**REQUIRED TASK**
Look through the lines below and extract each one that contains "منهن".

[Start of EXTRACTED MATERIAL]

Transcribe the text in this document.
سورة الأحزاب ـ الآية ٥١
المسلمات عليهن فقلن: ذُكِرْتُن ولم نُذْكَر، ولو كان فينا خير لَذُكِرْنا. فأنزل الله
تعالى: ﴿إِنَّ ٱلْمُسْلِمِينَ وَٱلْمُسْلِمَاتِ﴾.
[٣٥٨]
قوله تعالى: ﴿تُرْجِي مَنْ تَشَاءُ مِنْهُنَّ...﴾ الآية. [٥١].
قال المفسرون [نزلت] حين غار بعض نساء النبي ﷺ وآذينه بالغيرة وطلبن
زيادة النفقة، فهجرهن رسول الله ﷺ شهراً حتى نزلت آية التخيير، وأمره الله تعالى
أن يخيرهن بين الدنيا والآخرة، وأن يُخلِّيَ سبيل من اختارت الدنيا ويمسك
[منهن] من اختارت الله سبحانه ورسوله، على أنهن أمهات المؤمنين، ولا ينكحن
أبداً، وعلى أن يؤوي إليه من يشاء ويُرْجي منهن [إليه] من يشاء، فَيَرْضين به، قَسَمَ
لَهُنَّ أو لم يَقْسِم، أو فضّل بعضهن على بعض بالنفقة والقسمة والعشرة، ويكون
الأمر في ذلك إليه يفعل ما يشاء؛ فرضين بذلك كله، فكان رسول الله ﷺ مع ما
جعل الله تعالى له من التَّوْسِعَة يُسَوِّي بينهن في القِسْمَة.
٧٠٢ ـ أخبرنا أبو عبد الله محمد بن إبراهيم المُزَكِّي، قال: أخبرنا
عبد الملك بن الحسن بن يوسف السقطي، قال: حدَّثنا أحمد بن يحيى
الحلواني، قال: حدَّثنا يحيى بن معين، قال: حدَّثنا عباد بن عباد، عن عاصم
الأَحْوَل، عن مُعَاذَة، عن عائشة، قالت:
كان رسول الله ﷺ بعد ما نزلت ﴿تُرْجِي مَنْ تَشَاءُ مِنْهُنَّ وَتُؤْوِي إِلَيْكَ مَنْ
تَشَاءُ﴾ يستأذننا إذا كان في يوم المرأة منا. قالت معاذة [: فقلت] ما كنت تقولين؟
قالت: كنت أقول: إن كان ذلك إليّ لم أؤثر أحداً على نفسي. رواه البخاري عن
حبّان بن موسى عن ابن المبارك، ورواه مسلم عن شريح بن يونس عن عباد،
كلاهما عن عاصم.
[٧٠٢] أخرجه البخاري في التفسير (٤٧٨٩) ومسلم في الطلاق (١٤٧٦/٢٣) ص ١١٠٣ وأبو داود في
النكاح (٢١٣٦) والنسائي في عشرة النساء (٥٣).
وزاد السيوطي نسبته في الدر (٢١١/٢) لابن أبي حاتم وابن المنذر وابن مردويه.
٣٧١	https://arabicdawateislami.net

[End of EXTRACTED MATERIAL]

**WRITTEN RESPONSE**
[منهن] من اختارت الله سبحانه ورسوله، على أنهن أمهات المؤمنين، ولا ينكحن
أبداً، وعلى أن يؤوي إليه من يشاء ويُرْجي منهن [إليه] من يشاء، فَيَرْضين به، قَسَمَ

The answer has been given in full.